Retype the items below verbatim, beginning at the line that contains "Localize all elements." and stopping after the line that contains "android-download-button[interactable]: 安卓端下载 —".

┌─ EXERCISE INPUTS

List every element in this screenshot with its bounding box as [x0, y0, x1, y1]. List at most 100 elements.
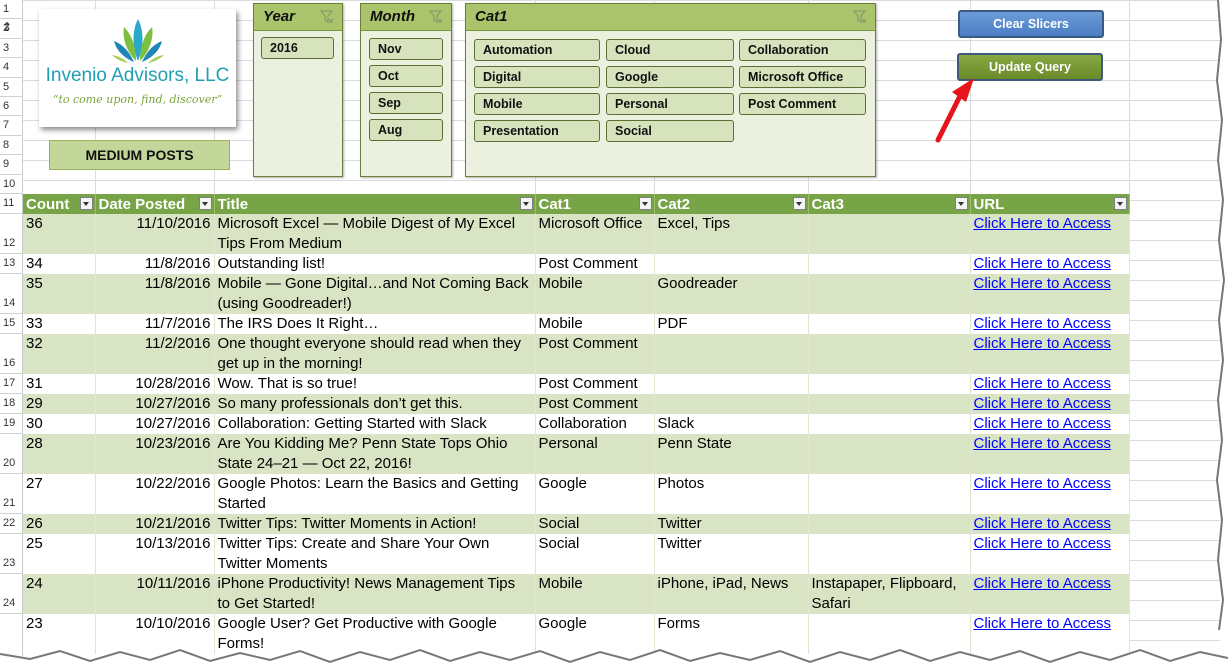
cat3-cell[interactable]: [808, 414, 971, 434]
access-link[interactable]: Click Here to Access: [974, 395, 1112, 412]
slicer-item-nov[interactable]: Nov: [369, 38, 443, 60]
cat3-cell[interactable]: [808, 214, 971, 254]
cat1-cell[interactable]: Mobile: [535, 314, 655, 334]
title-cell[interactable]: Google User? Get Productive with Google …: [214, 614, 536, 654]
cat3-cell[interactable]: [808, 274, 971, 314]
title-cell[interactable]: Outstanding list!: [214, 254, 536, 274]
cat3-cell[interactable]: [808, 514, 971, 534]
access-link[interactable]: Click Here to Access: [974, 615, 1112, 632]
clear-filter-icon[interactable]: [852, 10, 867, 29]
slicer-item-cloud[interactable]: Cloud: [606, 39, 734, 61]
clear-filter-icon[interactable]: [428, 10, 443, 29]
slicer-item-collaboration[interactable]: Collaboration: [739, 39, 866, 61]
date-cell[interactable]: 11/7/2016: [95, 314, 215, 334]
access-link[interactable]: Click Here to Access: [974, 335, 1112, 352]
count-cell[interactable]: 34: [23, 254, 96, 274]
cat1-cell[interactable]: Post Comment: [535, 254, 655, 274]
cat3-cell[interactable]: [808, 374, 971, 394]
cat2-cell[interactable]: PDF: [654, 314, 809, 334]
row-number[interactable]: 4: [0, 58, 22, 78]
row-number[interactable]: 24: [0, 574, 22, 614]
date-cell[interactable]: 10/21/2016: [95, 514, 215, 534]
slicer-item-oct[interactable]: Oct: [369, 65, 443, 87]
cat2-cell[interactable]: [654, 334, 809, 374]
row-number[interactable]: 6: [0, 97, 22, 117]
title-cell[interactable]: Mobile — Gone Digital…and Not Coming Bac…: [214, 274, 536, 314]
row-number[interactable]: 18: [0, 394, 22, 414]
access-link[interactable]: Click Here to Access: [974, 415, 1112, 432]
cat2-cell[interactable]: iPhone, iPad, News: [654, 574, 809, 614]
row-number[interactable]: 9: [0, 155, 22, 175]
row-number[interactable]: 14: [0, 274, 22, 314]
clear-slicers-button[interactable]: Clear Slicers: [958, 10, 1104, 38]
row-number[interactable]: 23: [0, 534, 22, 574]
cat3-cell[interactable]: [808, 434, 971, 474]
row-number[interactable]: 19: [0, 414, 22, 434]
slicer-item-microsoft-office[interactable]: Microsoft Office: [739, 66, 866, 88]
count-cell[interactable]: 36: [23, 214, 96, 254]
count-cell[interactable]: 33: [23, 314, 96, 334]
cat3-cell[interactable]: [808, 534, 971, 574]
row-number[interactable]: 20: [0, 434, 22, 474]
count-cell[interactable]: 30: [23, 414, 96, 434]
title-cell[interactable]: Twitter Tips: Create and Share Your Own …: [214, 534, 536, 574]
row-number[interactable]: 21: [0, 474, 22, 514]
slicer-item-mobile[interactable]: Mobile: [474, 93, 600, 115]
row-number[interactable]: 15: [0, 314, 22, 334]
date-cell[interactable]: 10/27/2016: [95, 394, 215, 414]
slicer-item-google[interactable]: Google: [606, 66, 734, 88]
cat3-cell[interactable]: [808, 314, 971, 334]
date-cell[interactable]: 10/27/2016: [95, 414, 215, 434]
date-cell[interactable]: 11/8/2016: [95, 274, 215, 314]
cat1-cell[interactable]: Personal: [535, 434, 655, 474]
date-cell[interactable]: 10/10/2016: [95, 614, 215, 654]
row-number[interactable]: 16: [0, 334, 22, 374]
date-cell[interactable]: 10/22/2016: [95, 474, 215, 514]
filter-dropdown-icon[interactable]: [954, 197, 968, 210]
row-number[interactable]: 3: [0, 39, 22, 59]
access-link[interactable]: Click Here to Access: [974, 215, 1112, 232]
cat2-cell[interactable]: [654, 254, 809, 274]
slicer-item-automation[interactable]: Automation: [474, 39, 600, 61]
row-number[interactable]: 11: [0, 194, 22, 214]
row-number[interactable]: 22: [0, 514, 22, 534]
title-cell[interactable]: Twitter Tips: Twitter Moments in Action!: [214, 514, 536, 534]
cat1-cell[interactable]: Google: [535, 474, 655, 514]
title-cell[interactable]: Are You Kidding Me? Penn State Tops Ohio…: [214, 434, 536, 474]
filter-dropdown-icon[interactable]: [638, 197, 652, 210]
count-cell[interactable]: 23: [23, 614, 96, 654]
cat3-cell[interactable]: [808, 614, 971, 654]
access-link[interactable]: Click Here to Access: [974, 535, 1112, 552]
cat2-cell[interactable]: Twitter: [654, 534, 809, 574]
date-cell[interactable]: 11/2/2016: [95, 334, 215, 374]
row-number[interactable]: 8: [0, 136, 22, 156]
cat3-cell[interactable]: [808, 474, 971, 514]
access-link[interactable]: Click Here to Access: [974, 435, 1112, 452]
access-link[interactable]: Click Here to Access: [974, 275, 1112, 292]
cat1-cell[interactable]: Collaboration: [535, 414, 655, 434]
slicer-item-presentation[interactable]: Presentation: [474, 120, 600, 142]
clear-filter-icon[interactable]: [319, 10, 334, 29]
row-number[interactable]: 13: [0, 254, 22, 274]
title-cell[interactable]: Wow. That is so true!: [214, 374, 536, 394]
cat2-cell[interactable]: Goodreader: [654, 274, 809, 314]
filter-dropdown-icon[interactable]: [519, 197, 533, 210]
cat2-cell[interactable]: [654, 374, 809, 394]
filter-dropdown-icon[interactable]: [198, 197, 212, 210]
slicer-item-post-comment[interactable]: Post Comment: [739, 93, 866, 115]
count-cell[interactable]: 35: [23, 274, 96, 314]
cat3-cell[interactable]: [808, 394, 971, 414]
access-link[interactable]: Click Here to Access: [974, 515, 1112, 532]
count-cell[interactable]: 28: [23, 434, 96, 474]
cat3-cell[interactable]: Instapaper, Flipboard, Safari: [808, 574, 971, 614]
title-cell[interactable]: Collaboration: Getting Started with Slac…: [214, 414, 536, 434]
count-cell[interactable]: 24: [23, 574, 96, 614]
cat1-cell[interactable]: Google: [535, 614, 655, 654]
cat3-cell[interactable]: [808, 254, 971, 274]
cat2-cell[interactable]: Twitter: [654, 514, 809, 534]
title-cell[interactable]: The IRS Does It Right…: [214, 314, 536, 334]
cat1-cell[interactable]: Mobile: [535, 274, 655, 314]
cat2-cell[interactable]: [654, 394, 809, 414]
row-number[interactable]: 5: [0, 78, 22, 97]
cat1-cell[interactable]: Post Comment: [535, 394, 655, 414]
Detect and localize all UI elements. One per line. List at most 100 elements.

└─
┌─ EXERCISE INPUTS

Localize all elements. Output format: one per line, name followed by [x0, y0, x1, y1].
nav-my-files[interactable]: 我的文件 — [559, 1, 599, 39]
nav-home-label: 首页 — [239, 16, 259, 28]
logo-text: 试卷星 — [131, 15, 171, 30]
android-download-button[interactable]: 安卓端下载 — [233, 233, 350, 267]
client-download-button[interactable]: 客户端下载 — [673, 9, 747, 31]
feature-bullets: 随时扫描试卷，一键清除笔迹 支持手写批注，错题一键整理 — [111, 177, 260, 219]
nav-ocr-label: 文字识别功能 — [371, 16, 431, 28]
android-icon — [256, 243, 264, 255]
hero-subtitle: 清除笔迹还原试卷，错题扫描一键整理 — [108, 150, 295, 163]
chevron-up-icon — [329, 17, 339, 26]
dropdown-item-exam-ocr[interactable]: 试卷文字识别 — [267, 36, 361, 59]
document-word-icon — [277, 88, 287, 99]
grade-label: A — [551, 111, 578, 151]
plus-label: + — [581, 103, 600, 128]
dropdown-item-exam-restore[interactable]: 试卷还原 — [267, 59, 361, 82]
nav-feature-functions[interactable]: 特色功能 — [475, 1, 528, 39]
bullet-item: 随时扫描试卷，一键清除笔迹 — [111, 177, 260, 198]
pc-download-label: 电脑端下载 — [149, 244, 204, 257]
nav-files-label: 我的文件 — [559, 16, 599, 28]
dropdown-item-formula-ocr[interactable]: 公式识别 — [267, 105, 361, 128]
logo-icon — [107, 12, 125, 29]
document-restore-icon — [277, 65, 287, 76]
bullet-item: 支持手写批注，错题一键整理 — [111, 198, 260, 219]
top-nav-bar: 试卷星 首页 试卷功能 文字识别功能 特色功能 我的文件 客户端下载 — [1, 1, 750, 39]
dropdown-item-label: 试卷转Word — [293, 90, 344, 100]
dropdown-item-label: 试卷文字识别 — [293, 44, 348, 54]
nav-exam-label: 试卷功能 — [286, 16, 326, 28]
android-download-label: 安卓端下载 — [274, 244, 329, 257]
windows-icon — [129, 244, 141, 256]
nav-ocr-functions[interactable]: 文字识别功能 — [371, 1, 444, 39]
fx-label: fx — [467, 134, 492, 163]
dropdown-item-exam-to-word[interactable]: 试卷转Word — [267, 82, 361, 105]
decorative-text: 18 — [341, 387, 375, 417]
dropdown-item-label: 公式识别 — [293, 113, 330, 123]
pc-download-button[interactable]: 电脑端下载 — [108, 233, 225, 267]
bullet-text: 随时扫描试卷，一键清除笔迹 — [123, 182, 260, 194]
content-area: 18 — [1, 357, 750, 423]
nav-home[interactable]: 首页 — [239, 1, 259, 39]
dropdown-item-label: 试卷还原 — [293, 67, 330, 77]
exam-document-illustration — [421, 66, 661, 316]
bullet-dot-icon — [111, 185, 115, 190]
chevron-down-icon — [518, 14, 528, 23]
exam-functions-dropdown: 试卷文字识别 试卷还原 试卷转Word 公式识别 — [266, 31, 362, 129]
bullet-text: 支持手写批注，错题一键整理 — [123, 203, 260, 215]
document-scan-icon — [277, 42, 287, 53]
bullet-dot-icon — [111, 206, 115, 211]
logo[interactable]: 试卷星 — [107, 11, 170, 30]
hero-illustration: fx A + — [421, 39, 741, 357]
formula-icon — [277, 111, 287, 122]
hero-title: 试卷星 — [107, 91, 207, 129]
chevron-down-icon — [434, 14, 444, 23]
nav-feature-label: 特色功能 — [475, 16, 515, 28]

└─

SOLUTION TO THIS PROBLEM ::
Localize all elements. Output format: one per line, name followed by [x0, y0, x1, y1].
nav-my-files[interactable]: 我的文件 — [559, 1, 599, 39]
nav-home-label: 首页 — [239, 16, 259, 28]
logo-text: 试卷星 — [131, 15, 171, 30]
android-download-button[interactable]: 安卓端下载 — [233, 233, 350, 267]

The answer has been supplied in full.